## WHAT IS BEING ASKED
Print the whole listing exactly.

## MATERIALS PROVIDED
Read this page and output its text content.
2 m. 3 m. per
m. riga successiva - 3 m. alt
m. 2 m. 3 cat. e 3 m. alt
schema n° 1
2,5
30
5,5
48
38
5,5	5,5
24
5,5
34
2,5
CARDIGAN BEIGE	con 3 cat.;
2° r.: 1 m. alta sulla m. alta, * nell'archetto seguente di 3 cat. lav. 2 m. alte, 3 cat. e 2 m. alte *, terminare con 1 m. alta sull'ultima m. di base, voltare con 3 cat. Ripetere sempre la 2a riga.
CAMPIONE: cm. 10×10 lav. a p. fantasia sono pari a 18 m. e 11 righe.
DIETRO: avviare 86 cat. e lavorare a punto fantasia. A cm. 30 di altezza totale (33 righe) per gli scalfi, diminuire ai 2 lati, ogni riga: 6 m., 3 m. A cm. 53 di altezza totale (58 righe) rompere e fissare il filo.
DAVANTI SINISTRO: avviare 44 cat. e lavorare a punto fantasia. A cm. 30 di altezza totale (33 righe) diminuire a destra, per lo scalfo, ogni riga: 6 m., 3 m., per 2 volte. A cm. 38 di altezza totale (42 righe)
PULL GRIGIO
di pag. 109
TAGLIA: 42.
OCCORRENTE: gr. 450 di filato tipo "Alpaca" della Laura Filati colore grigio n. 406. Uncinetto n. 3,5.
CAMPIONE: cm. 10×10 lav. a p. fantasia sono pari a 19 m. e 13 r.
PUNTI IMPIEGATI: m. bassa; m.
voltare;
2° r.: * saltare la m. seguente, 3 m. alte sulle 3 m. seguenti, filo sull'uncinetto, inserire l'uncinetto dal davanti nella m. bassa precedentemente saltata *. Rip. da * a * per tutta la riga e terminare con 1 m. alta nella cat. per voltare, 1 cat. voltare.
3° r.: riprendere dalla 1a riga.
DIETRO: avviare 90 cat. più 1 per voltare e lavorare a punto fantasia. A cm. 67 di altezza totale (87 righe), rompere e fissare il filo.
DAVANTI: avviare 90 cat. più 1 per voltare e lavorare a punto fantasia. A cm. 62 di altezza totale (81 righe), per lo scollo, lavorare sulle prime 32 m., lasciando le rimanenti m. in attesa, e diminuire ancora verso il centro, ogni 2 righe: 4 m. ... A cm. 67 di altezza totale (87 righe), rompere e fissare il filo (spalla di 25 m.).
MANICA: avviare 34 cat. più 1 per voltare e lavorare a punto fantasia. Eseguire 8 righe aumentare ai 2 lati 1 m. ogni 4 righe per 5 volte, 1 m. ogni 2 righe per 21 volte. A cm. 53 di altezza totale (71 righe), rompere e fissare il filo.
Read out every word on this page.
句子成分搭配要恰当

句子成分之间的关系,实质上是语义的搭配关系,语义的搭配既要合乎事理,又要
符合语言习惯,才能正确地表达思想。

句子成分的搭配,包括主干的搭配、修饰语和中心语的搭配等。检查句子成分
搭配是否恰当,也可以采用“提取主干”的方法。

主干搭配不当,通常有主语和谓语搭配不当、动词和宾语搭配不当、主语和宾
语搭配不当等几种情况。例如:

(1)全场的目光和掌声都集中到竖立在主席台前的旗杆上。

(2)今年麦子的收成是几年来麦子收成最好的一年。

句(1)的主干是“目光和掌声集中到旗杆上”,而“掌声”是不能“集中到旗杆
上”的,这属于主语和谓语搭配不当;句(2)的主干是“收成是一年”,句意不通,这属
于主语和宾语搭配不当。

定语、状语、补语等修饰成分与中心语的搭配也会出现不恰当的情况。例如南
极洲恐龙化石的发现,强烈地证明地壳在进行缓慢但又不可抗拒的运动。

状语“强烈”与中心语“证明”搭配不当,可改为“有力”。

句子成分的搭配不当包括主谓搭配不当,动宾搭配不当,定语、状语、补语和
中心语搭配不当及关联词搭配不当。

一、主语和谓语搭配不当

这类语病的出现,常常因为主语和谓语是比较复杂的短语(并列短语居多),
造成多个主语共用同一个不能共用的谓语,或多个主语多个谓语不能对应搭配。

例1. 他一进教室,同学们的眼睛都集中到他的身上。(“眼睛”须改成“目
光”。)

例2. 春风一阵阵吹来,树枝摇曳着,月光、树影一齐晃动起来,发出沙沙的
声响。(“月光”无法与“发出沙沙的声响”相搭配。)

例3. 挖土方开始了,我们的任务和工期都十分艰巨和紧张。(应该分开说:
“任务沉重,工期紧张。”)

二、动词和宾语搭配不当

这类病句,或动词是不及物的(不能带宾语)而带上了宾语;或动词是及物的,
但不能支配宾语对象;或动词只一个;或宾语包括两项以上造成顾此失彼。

## EXERCISE OUTPUT
Read this page and output its text content.
2 m. 3 m. per
m. riga successiva - 3 m. alt
m. 2 m. 3 cat. e 3 m. alt
schema n° 1
2,5
30
5,5
48
38
5,5	5,5
24
5,5
34
2,5
CARDIGAN BEIGE	con 3 cat.;
2° r.: 1 m. alta sulla m. alta, * nell'archetto seguente di 3 cat. lav. 2 m. alte, 3 cat. e 2 m. alte *, terminare con 1 m. alta sull'ultima m. di base, voltare con 3 cat. Ripetere sempre la 2a riga.
CAMPIONE: cm. 10×10 lav. a p. fantasia sono pari a 18 m. e 11 righe.
DIETRO: avviare 86 cat. e lavorare a punto fantasia. A cm. 30 di altezza totale (33 righe) per gli scalfi, diminuire ai 2 lati, ogni riga: 6 m., 3 m. A cm. 53 di altezza totale (58 righe) rompere e fissare il filo.
DAVANTI SINISTRO: avviare 44 cat. e lavorare a punto fantasia. A cm. 30 di altezza totale (33 righe) diminuire a destra, per lo scalfo, ogni riga: 6 m., 3 m., per 2 volte. A cm. 38 di altezza totale (42 righe)
PULL GRIGIO
di pag. 109
TAGLIA: 42.
OCCORRENTE: gr. 450 di filato tipo "Alpaca" della Laura Filati colore grigio n. 406. Uncinetto n. 3,5.
CAMPIONE: cm. 10×10 lav. a p. fantasia sono pari a 19 m. e 13 r.
PUNTI IMPIEGATI: m. bassa; m.
voltare;
2° r.: * saltare la m. seguente, 3 m. alte sulle 3 m. seguenti, filo sull'uncinetto, inserire l'uncinetto dal davanti nella m. bassa precedentemente saltata *. Rip. da * a * per tutta la riga e terminare con 1 m. alta nella cat. per voltare, 1 cat. voltare.
3° r.: riprendere dalla 1a riga.
DIETRO: avviare 90 cat. più 1 per voltare e lavorare a punto fantasia. A cm. 67 di altezza totale (87 righe), rompere e fissare il filo.
DAVANTI: avviare 90 cat. più 1 per voltare e lavorare a punto fantasia. A cm. 62 di altezza totale (81 righe), per lo scollo, lavorare sulle prime 32 m., lasciando le rimanenti m. in attesa, e diminuire ancora verso il centro, ogni 2 righe: 4 m. ... A cm. 67 di altezza totale (87 righe), rompere e fissare il filo (spalla di 25 m.).
MANICA: avviare 34 cat. più 1 per voltare e lavorare a punto fantasia. Eseguire 8 righe aumentare ai 2 lati 1 m. ogni 4 righe per 5 volte, 1 m. ogni 2 righe per 21 volte. A cm. 53 di altezza totale (71 righe), rompere e fissare il filo.
Read out every word on this page.
句子成分搭配要恰当

句子成分之间的关系,实质上是语义的搭配关系,语义的搭配既要合乎事理,又要
符合语言习惯,才能正确地表达思想。

句子成分的搭配,包括主干的搭配、修饰语和中心语的搭配等。检查句子成分
搭配是否恰当,也可以采用“提取主干”的方法。

主干搭配不当,通常有主语和谓语搭配不当、动词和宾语搭配不当、主语和宾
语搭配不当等几种情况。例如:

(1)全场的目光和掌声都集中到竖立在主席台前的旗杆上。

(2)今年麦子的收成是几年来麦子收成最好的一年。

句(1)的主干是“目光和掌声集中到旗杆上”,而“掌声”是不能“集中到旗杆
上”的,这属于主语和谓语搭配不当;句(2)的主干是“收成是一年”,句意不通,这属
于主语和宾语搭配不当。

定语、状语、补语等修饰成分与中心语的搭配也会出现不恰当的情况。例如南
极洲恐龙化石的发现,强烈地证明地壳在进行缓慢但又不可抗拒的运动。

状语“强烈”与中心语“证明”搭配不当,可改为“有力”。

句子成分的搭配不当包括主谓搭配不当,动宾搭配不当,定语、状语、补语和
中心语搭配不当及关联词搭配不当。

一、主语和谓语搭配不当

这类语病的出现,常常因为主语和谓语是比较复杂的短语(并列短语居多),
造成多个主语共用同一个不能共用的谓语,或多个主语多个谓语不能对应搭配。

例1. 他一进教室,同学们的眼睛都集中到他的身上。(“眼睛”须改成“目
光”。)

例2. 春风一阵阵吹来,树枝摇曳着,月光、树影一齐晃动起来,发出沙沙的
声响。(“月光”无法与“发出沙沙的声响”相搭配。)

例3. 挖土方开始了,我们的任务和工期都十分艰巨和紧张。(应该分开说:
“任务沉重,工期紧张。”)

二、动词和宾语搭配不当

这类病句,或动词是不及物的(不能带宾语)而带上了宾语;或动词是及物的,
但不能支配宾语对象;或动词只一个;或宾语包括两项以上造成顾此失彼。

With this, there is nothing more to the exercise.